• [Work instructions]:
The required output is a single number: how many lines of the material contain the string "series".

(Structured figure records)
*-*-*

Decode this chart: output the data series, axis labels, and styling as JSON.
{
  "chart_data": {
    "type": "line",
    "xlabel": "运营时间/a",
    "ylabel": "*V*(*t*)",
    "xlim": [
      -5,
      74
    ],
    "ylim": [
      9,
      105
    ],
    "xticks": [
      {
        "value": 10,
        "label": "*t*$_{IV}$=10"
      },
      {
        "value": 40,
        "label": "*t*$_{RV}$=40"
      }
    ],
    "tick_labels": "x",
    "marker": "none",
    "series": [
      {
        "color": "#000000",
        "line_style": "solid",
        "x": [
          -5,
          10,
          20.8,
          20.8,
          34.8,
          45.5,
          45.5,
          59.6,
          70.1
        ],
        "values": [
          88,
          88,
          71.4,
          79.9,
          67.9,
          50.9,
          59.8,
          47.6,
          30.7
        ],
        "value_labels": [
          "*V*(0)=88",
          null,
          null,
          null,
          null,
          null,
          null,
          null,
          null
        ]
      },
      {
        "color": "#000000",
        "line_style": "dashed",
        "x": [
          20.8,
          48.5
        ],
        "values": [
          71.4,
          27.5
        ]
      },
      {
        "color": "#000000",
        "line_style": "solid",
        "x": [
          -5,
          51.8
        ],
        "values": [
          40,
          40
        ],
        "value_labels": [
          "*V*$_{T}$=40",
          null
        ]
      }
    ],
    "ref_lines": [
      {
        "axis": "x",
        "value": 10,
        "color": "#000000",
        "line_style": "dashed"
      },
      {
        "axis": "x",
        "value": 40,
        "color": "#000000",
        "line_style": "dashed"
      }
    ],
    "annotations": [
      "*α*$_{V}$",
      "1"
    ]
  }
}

*-*-*

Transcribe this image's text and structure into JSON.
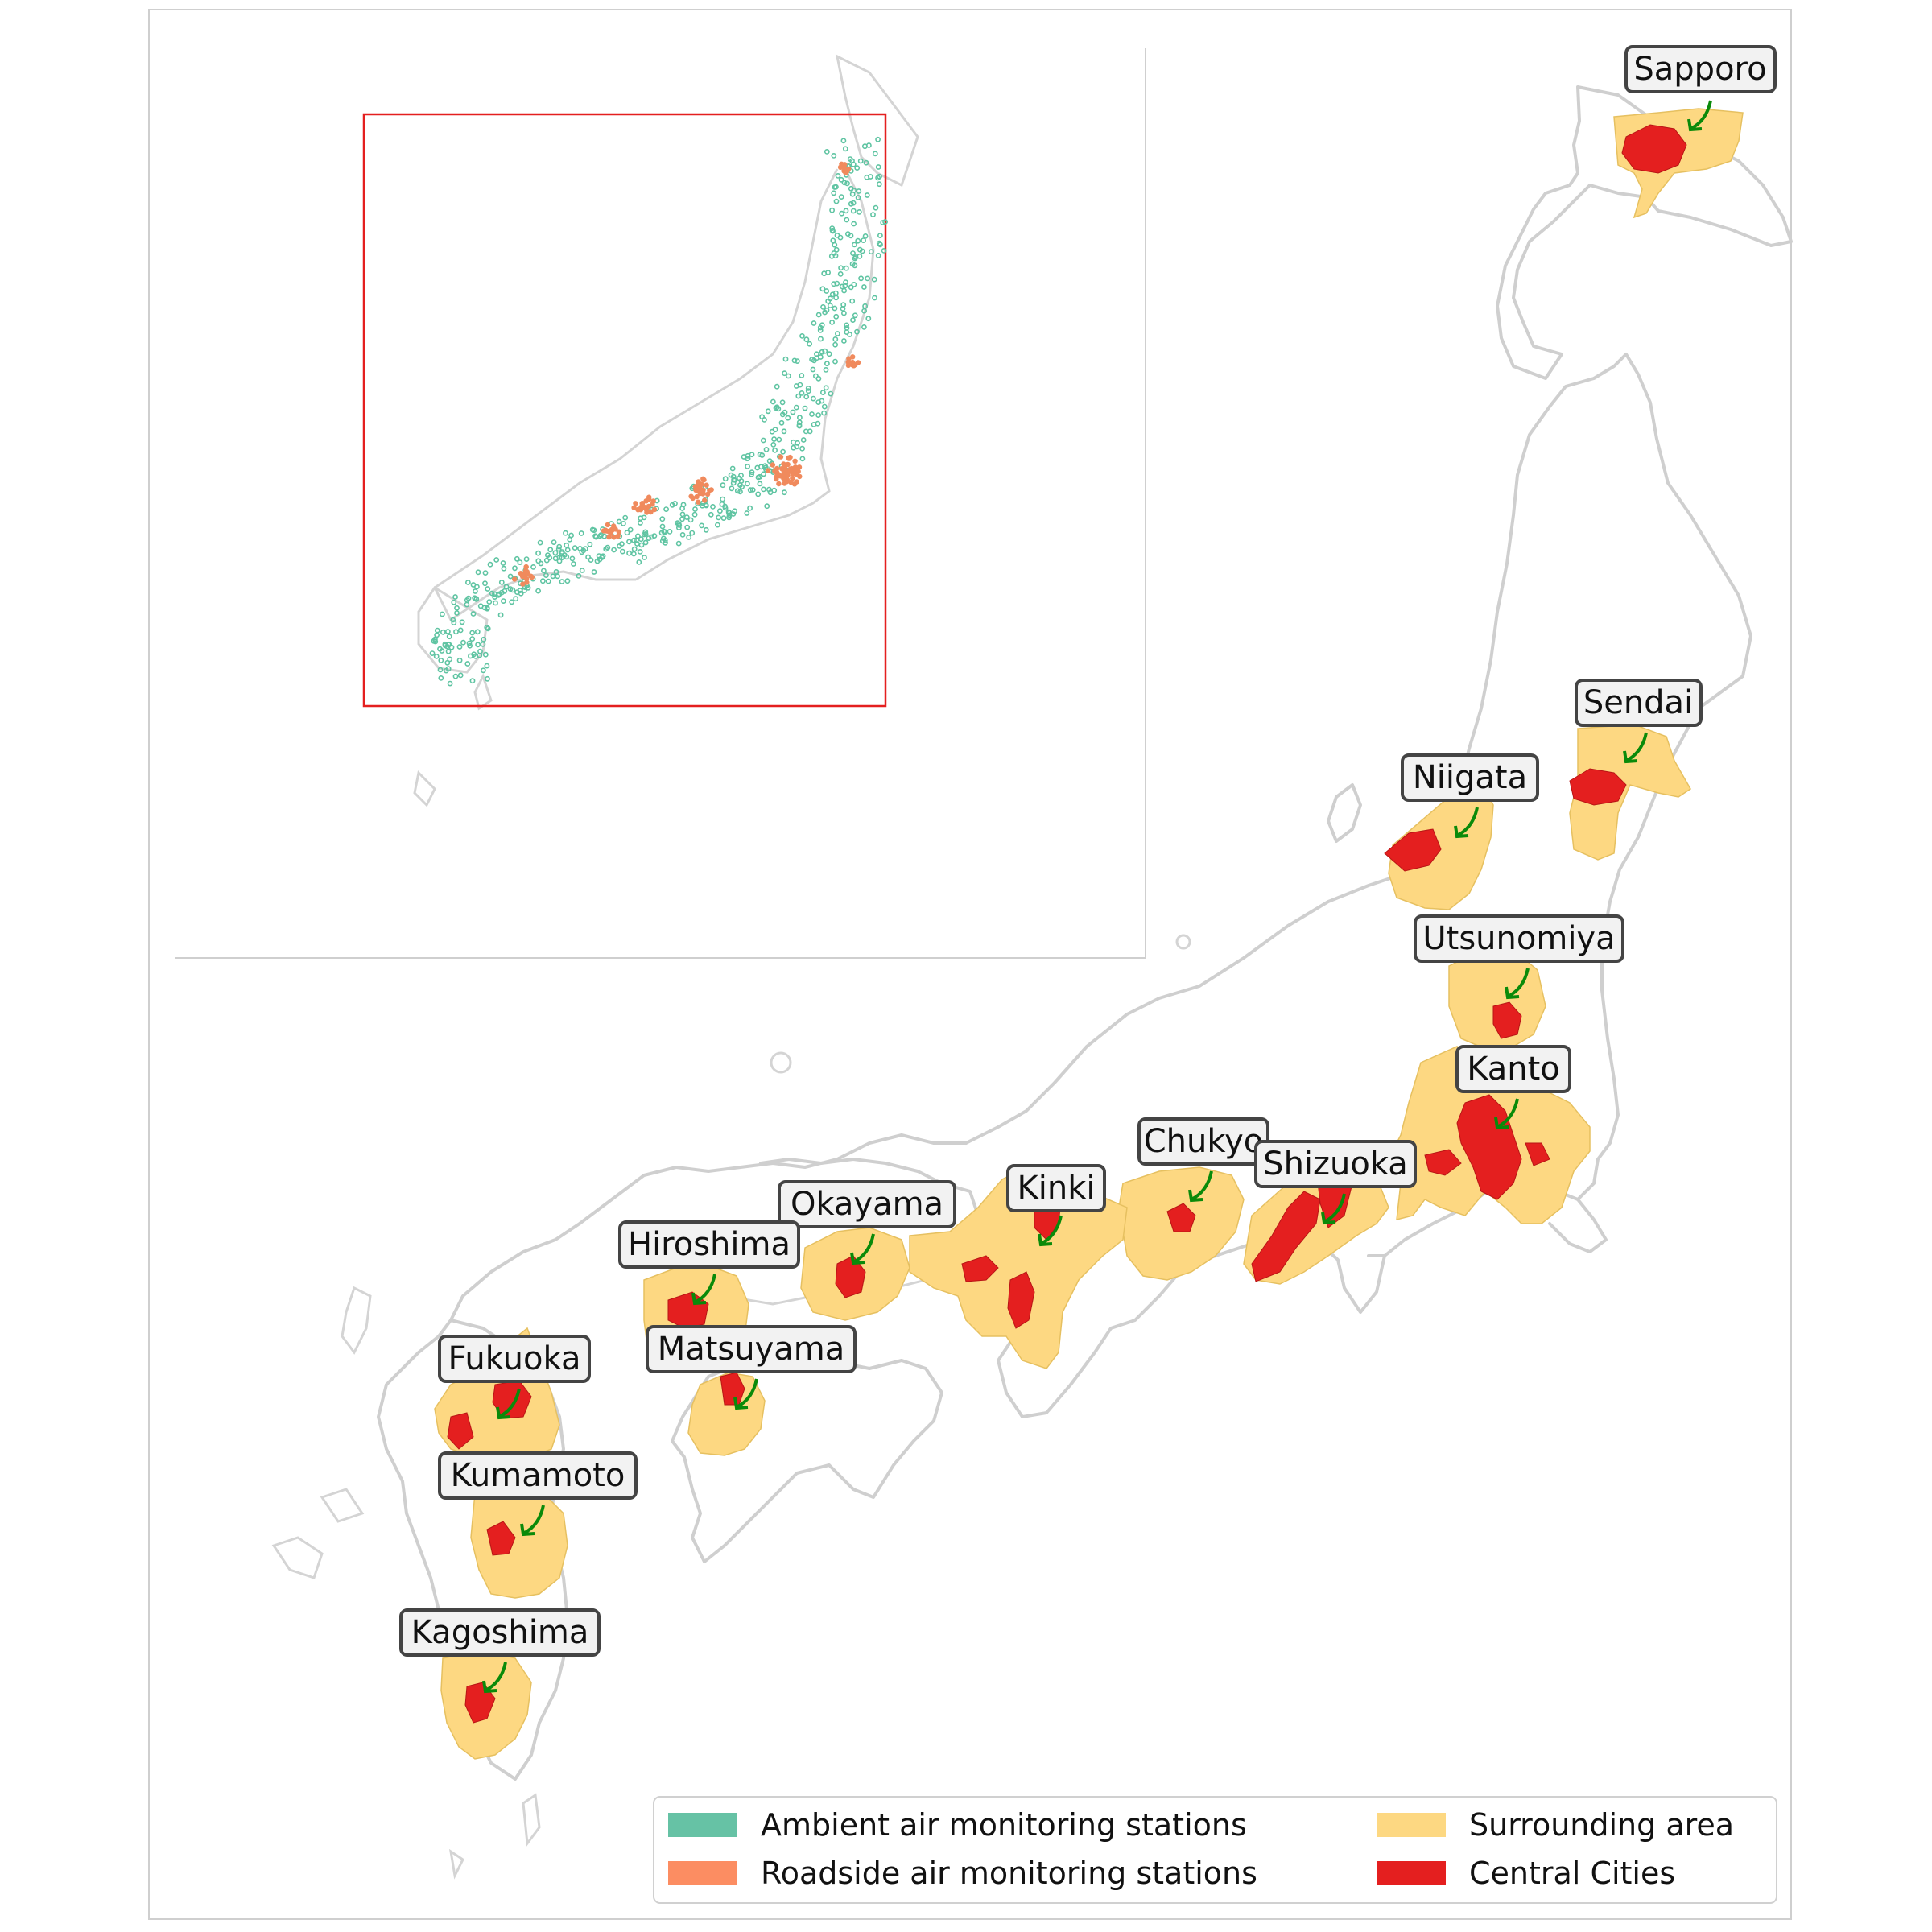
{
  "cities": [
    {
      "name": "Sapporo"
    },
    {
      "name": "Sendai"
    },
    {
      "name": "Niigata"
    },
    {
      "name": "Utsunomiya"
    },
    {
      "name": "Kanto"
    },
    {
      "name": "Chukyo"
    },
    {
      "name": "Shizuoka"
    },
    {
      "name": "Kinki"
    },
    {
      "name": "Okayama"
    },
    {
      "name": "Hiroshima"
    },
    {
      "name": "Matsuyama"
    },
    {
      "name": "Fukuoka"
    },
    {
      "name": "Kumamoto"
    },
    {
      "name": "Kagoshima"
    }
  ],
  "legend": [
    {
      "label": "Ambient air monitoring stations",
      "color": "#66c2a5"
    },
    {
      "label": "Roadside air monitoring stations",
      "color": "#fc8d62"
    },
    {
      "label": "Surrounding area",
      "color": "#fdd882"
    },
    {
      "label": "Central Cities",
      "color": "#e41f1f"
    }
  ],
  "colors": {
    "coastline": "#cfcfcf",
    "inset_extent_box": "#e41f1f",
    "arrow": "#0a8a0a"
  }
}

*-*-*

• [Result]:
2